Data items
=-=-=
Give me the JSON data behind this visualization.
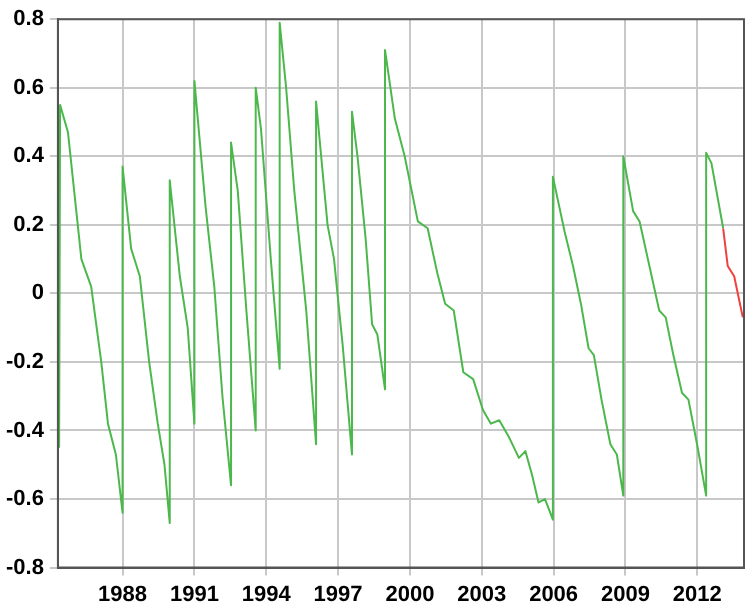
{
  "chart_data": {
    "type": "line",
    "xlim": [
      1985.3,
      2013.95
    ],
    "ylim": [
      -0.8,
      0.8
    ],
    "xticks": [
      1988,
      1991,
      1994,
      1997,
      2000,
      2003,
      2006,
      2009,
      2012
    ],
    "yticks": [
      -0.8,
      -0.6,
      -0.4,
      -0.2,
      0,
      0.2,
      0.4,
      0.6,
      0.8
    ],
    "grid": true,
    "legend": false,
    "marker": "none",
    "line_style": "solid",
    "series": [
      {
        "color": "#4cb84c",
        "x": [
          1985.35,
          1985.39,
          1985.72,
          1986.28,
          1986.69,
          1987.11,
          1987.39,
          1987.72,
          1988.0,
          1988.0,
          1988.36,
          1988.72,
          1989.11,
          1989.47,
          1989.75,
          1989.97,
          1989.97,
          1990.39,
          1990.72,
          1991.0,
          1991.0,
          1991.47,
          1991.83,
          1992.17,
          1992.53,
          1992.53,
          1992.81,
          1993.17,
          1993.56,
          1993.56,
          1993.78,
          1994.19,
          1994.56,
          1994.56,
          1994.83,
          1995.17,
          1995.67,
          1996.08,
          1996.08,
          1996.56,
          1996.83,
          1997.19,
          1997.58,
          1997.58,
          1997.81,
          1998.15,
          1998.42,
          1998.64,
          1998.96,
          1998.96,
          1999.37,
          1999.78,
          2000.33,
          2000.74,
          2001.14,
          2001.47,
          2001.83,
          2002.23,
          2002.64,
          2003.05,
          2003.38,
          2003.73,
          2004.14,
          2004.55,
          2004.82,
          2005.1,
          2005.37,
          2005.64,
          2005.97,
          2005.97,
          2006.46,
          2006.81,
          2007.14,
          2007.46,
          2007.68,
          2008.0,
          2008.37,
          2008.64,
          2008.91,
          2008.91,
          2009.32,
          2009.59,
          2010.0,
          2010.41,
          2010.68,
          2011.0,
          2011.36,
          2011.63,
          2011.99,
          2012.37,
          2012.37,
          2012.59,
          2013.08
        ],
        "values": [
          -0.45,
          0.55,
          0.47,
          0.1,
          0.02,
          -0.2,
          -0.38,
          -0.47,
          -0.64,
          0.37,
          0.13,
          0.05,
          -0.2,
          -0.38,
          -0.5,
          -0.67,
          0.33,
          0.05,
          -0.1,
          -0.38,
          0.62,
          0.25,
          0.02,
          -0.3,
          -0.56,
          0.44,
          0.3,
          -0.05,
          -0.4,
          0.6,
          0.48,
          0.1,
          -0.22,
          0.79,
          0.6,
          0.3,
          -0.05,
          -0.44,
          0.56,
          0.2,
          0.1,
          -0.15,
          -0.47,
          0.53,
          0.4,
          0.16,
          -0.09,
          -0.12,
          -0.28,
          0.71,
          0.51,
          0.4,
          0.21,
          0.19,
          0.06,
          -0.03,
          -0.05,
          -0.23,
          -0.25,
          -0.34,
          -0.38,
          -0.37,
          -0.42,
          -0.48,
          -0.46,
          -0.53,
          -0.61,
          -0.6,
          -0.66,
          0.34,
          0.18,
          0.08,
          -0.03,
          -0.16,
          -0.18,
          -0.31,
          -0.44,
          -0.47,
          -0.59,
          0.4,
          0.24,
          0.21,
          0.08,
          -0.05,
          -0.07,
          -0.18,
          -0.29,
          -0.31,
          -0.44,
          -0.59,
          0.41,
          0.38,
          0.19
        ]
      },
      {
        "color": "#f04040",
        "x": [
          2013.08,
          2013.27,
          2013.54,
          2013.9
        ],
        "values": [
          0.19,
          0.08,
          0.05,
          -0.07
        ]
      }
    ]
  }
}
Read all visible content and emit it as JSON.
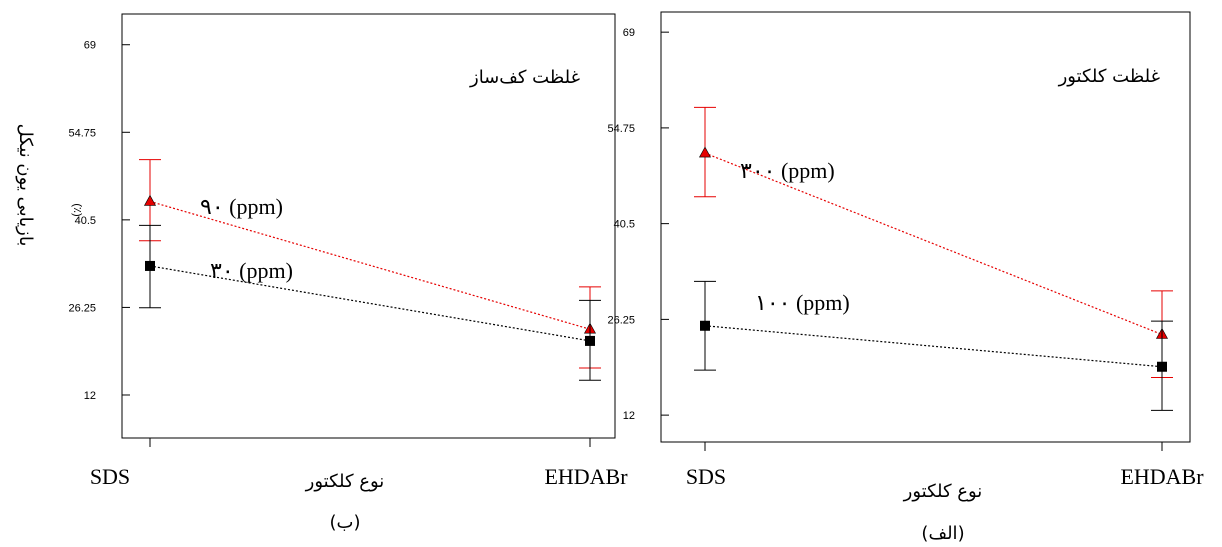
{
  "figure": {
    "shared_ylabel": "بازیابی یون نیکل",
    "shared_yunit": "(٪)"
  },
  "colors": {
    "high_series": "#e60000",
    "low_series": "#000000",
    "axis": "#000000"
  },
  "chart_data": [
    {
      "type": "line",
      "panel_id": "b",
      "title": "غلظت کف‌ساز",
      "xlabel": "نوع کلکتور",
      "caption": "(ب)",
      "categories": [
        "SDS",
        "EHDABr"
      ],
      "yticks": [
        "12",
        "26.25",
        "40.5",
        "54.75",
        "69"
      ],
      "ylim": [
        5,
        74
      ],
      "series": [
        {
          "name": "۹۰ (ppm)",
          "color": "#e60000",
          "marker": "triangle",
          "values": [
            43.5,
            22.7
          ],
          "error_low": [
            37.1,
            16.4
          ],
          "error_high": [
            50.3,
            29.6
          ]
        },
        {
          "name": "۳۰ (ppm)",
          "color": "#000000",
          "marker": "square",
          "values": [
            33.0,
            20.8
          ],
          "error_low": [
            26.2,
            14.4
          ],
          "error_high": [
            39.6,
            27.4
          ]
        }
      ]
    },
    {
      "type": "line",
      "panel_id": "الف",
      "title": "غلظت کلکتور",
      "xlabel": "نوع کلکتور",
      "caption": "(الف)",
      "categories": [
        "SDS",
        "EHDABr"
      ],
      "yticks": [
        "12",
        "26.25",
        "40.5",
        "54.75",
        "69"
      ],
      "ylim": [
        8,
        72
      ],
      "series": [
        {
          "name": "۳۰۰ (ppm)",
          "color": "#e60000",
          "marker": "triangle",
          "values": [
            51.0,
            24.0
          ],
          "error_low": [
            44.5,
            17.6
          ],
          "error_high": [
            57.8,
            30.5
          ]
        },
        {
          "name": "۱۰۰ (ppm)",
          "color": "#000000",
          "marker": "square",
          "values": [
            25.3,
            19.2
          ],
          "error_low": [
            18.7,
            12.7
          ],
          "error_high": [
            31.9,
            26.0
          ]
        }
      ]
    }
  ]
}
=-=-=
● **EXERCISE DIRECTIONS**
Leave out the pictures and output the rest of the material exactly as written.

● **SOLUTION TO THIS PROBLEM**
Give me the JSON data behind this visualization.
{
  "chart_data": {
    "type": "line",
    "xlim": [
      1985.3,
      2013.95
    ],
    "ylim": [
      -0.8,
      0.8
    ],
    "xticks": [
      1988,
      1991,
      1994,
      1997,
      2000,
      2003,
      2006,
      2009,
      2012
    ],
    "yticks": [
      -0.8,
      -0.6,
      -0.4,
      -0.2,
      0,
      0.2,
      0.4,
      0.6,
      0.8
    ],
    "grid": true,
    "legend": false,
    "marker": "none",
    "line_style": "solid",
    "series": [
      {
        "color": "#4cb84c",
        "x": [
          1985.35,
          1985.39,
          1985.72,
          1986.28,
          1986.69,
          1987.11,
          1987.39,
          1987.72,
          1988.0,
          1988.0,
          1988.36,
          1988.72,
          1989.11,
          1989.47,
          1989.75,
          1989.97,
          1989.97,
          1990.39,
          1990.72,
          1991.0,
          1991.0,
          1991.47,
          1991.83,
          1992.17,
          1992.53,
          1992.53,
          1992.81,
          1993.17,
          1993.56,
          1993.56,
          1993.78,
          1994.19,
          1994.56,
          1994.56,
          1994.83,
          1995.17,
          1995.67,
          1996.08,
          1996.08,
          1996.56,
          1996.83,
          1997.19,
          1997.58,
          1997.58,
          1997.81,
          1998.15,
          1998.42,
          1998.64,
          1998.96,
          1998.96,
          1999.37,
          1999.78,
          2000.33,
          2000.74,
          2001.14,
          2001.47,
          2001.83,
          2002.23,
          2002.64,
          2003.05,
          2003.38,
          2003.73,
          2004.14,
          2004.55,
          2004.82,
          2005.1,
          2005.37,
          2005.64,
          2005.97,
          2005.97,
          2006.46,
          2006.81,
          2007.14,
          2007.46,
          2007.68,
          2008.0,
          2008.37,
          2008.64,
          2008.91,
          2008.91,
          2009.32,
          2009.59,
          2010.0,
          2010.41,
          2010.68,
          2011.0,
          2011.36,
          2011.63,
          2011.99,
          2012.37,
          2012.37,
          2012.59,
          2013.08
        ],
        "values": [
          -0.45,
          0.55,
          0.47,
          0.1,
          0.02,
          -0.2,
          -0.38,
          -0.47,
          -0.64,
          0.37,
          0.13,
          0.05,
          -0.2,
          -0.38,
          -0.5,
          -0.67,
          0.33,
          0.05,
          -0.1,
          -0.38,
          0.62,
          0.25,
          0.02,
          -0.3,
          -0.56,
          0.44,
          0.3,
          -0.05,
          -0.4,
          0.6,
          0.48,
          0.1,
          -0.22,
          0.79,
          0.6,
          0.3,
          -0.05,
          -0.44,
          0.56,
          0.2,
          0.1,
          -0.15,
          -0.47,
          0.53,
          0.4,
          0.16,
          -0.09,
          -0.12,
          -0.28,
          0.71,
          0.51,
          0.4,
          0.21,
          0.19,
          0.06,
          -0.03,
          -0.05,
          -0.23,
          -0.25,
          -0.34,
          -0.38,
          -0.37,
          -0.42,
          -0.48,
          -0.46,
          -0.53,
          -0.61,
          -0.6,
          -0.66,
          0.34,
          0.18,
          0.08,
          -0.03,
          -0.16,
          -0.18,
          -0.31,
          -0.44,
          -0.47,
          -0.59,
          0.4,
          0.24,
          0.21,
          0.08,
          -0.05,
          -0.07,
          -0.18,
          -0.29,
          -0.31,
          -0.44,
          -0.59,
          0.41,
          0.38,
          0.19
        ]
      },
      {
        "color": "#f04040",
        "x": [
          2013.08,
          2013.27,
          2013.54,
          2013.9
        ],
        "values": [
          0.19,
          0.08,
          0.05,
          -0.07
        ]
      }
    ]
  }
}
Read all visible content and emit it as JSON.
{
  "figure": {
    "shared_ylabel": "بازیابی یون نیکل",
    "shared_yunit": "(٪)"
  },
  "colors": {
    "high_series": "#e60000",
    "low_series": "#000000",
    "axis": "#000000"
  },
  "chart_data": [
    {
      "type": "line",
      "panel_id": "b",
      "title": "غلظت کف‌ساز",
      "xlabel": "نوع کلکتور",
      "caption": "(ب)",
      "categories": [
        "SDS",
        "EHDABr"
      ],
      "yticks": [
        "12",
        "26.25",
        "40.5",
        "54.75",
        "69"
      ],
      "ylim": [
        5,
        74
      ],
      "series": [
        {
          "name": "۹۰ (ppm)",
          "color": "#e60000",
          "marker": "triangle",
          "values": [
            43.5,
            22.7
          ],
          "error_low": [
            37.1,
            16.4
          ],
          "error_high": [
            50.3,
            29.6
          ]
        },
        {
          "name": "۳۰ (ppm)",
          "color": "#000000",
          "marker": "square",
          "values": [
            33.0,
            20.8
          ],
          "error_low": [
            26.2,
            14.4
          ],
          "error_high": [
            39.6,
            27.4
          ]
        }
      ]
    },
    {
      "type": "line",
      "panel_id": "الف",
      "title": "غلظت کلکتور",
      "xlabel": "نوع کلکتور",
      "caption": "(الف)",
      "categories": [
        "SDS",
        "EHDABr"
      ],
      "yticks": [
        "12",
        "26.25",
        "40.5",
        "54.75",
        "69"
      ],
      "ylim": [
        8,
        72
      ],
      "series": [
        {
          "name": "۳۰۰ (ppm)",
          "color": "#e60000",
          "marker": "triangle",
          "values": [
            51.0,
            24.0
          ],
          "error_low": [
            44.5,
            17.6
          ],
          "error_high": [
            57.8,
            30.5
          ]
        },
        {
          "name": "۱۰۰ (ppm)",
          "color": "#000000",
          "marker": "square",
          "values": [
            25.3,
            19.2
          ],
          "error_low": [
            18.7,
            12.7
          ],
          "error_high": [
            31.9,
            26.0
          ]
        }
      ]
    }
  ]
}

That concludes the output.